─── INFORMATION SHOWN
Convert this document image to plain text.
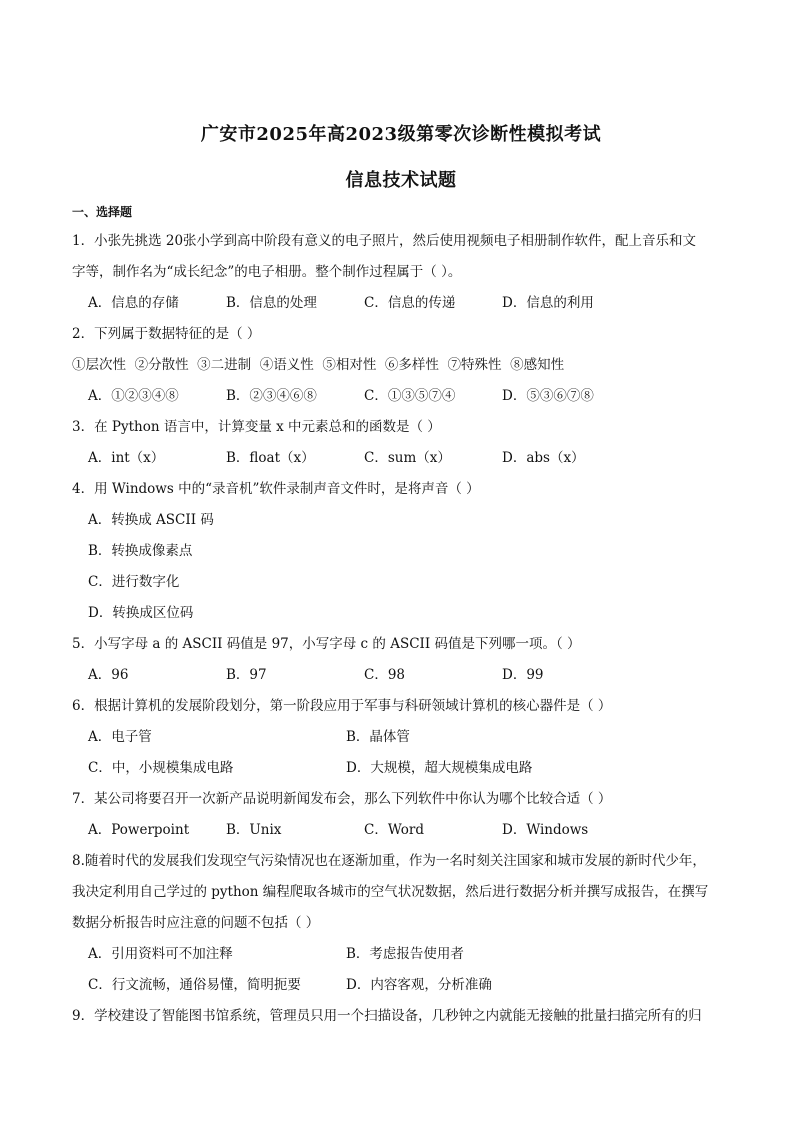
广安市2025年高2023级第零次诊断性模拟考试
信息技术试题
一、选择题
1．小张先挑选 20张小学到高中阶段有意义的电子照片，然后使用视频电子相册制作软件，配上音乐和文
字等，制作名为“成长纪念”的电子相册。整个制作过程属于（ ）。
A．信息的存储	B．信息的处理	C．信息的传递	D．信息的利用
2．下列属于数据特征的是（ ）
①层次性  ②分散性  ③二进制  ④语义性  ⑤相对性  ⑥多样性  ⑦特殊性  ⑧感知性
A．①②③④⑧	B．②③④⑥⑧	C．①③⑤⑦④	D．⑤③⑥⑦⑧
3．在 Python 语言中，计算变量 x 中元素总和的函数是（ ）
A．int（x）	B．float（x）	C．sum（x）	D．abs（x）
4．用 Windows 中的“录音机”软件录制声音文件时，是将声音（ ）
A．转换成 ASCII 码
B．转换成像素点
C．进行数字化
D．转换成区位码
5．小写字母 a 的 ASCII 码值是 97，小写字母 c 的 ASCII 码值是下列哪一项。（ ）
A．96	B．97	C．98	D．99
6．根据计算机的发展阶段划分，第一阶段应用于军事与科研领域计算机的核心器件是（ ）
A．电子管	B．晶体管
C．中，小规模集成电路	D．大规模，超大规模集成电路
7．某公司将要召开一次新产品说明新闻发布会，那么下列软件中你认为哪个比较合适（ ）
A．Powerpoint	B．Unix	C．Word	D．Windows
8.随着时代的发展我们发现空气污染情况也在逐渐加重，作为一名时刻关注国家和城市发展的新时代少年，
我决定利用自己学过的 python 编程爬取各城市的空气状况数据，然后进行数据分析并撰写成报告，在撰写
数据分析报告时应注意的问题不包括（ ）
A．引用资料可不加注释	B．考虑报告使用者
C．行文流畅，通俗易懂，简明扼要	D．内容客观，分析准确
9．学校建设了智能图书馆系统，管理员只用一个扫描设备，几秒钟之内就能无接触的批量扫描完所有的归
──────
STATED TASK – Go back to the records above and write them out exactly, without the pictures.

THE SOLUTION –
Convert this document image to plain text.
广安市2025年高2023级第零次诊断性模拟考试
信息技术试题
一、选择题
1．小张先挑选 20张小学到高中阶段有意义的电子照片，然后使用视频电子相册制作软件，配上音乐和文
字等，制作名为“成长纪念”的电子相册。整个制作过程属于（ ）。
A．信息的存储	B．信息的处理	C．信息的传递	D．信息的利用
2．下列属于数据特征的是（ ）
①层次性  ②分散性  ③二进制  ④语义性  ⑤相对性  ⑥多样性  ⑦特殊性  ⑧感知性
A．①②③④⑧	B．②③④⑥⑧	C．①③⑤⑦④	D．⑤③⑥⑦⑧
3．在 Python 语言中，计算变量 x 中元素总和的函数是（ ）
A．int（x）	B．float（x）	C．sum（x）	D．abs（x）
4．用 Windows 中的“录音机”软件录制声音文件时，是将声音（ ）
A．转换成 ASCII 码
B．转换成像素点
C．进行数字化
D．转换成区位码
5．小写字母 a 的 ASCII 码值是 97，小写字母 c 的 ASCII 码值是下列哪一项。（ ）
A．96	B．97	C．98	D．99
6．根据计算机的发展阶段划分，第一阶段应用于军事与科研领域计算机的核心器件是（ ）
A．电子管	B．晶体管
C．中，小规模集成电路	D．大规模，超大规模集成电路
7．某公司将要召开一次新产品说明新闻发布会，那么下列软件中你认为哪个比较合适（ ）
A．Powerpoint	B．Unix	C．Word	D．Windows
8.随着时代的发展我们发现空气污染情况也在逐渐加重，作为一名时刻关注国家和城市发展的新时代少年，
我决定利用自己学过的 python 编程爬取各城市的空气状况数据，然后进行数据分析并撰写成报告，在撰写
数据分析报告时应注意的问题不包括（ ）
A．引用资料可不加注释	B．考虑报告使用者
C．行文流畅，通俗易懂，简明扼要	D．内容客观，分析准确
9．学校建设了智能图书馆系统，管理员只用一个扫描设备，几秒钟之内就能无接触的批量扫描完所有的归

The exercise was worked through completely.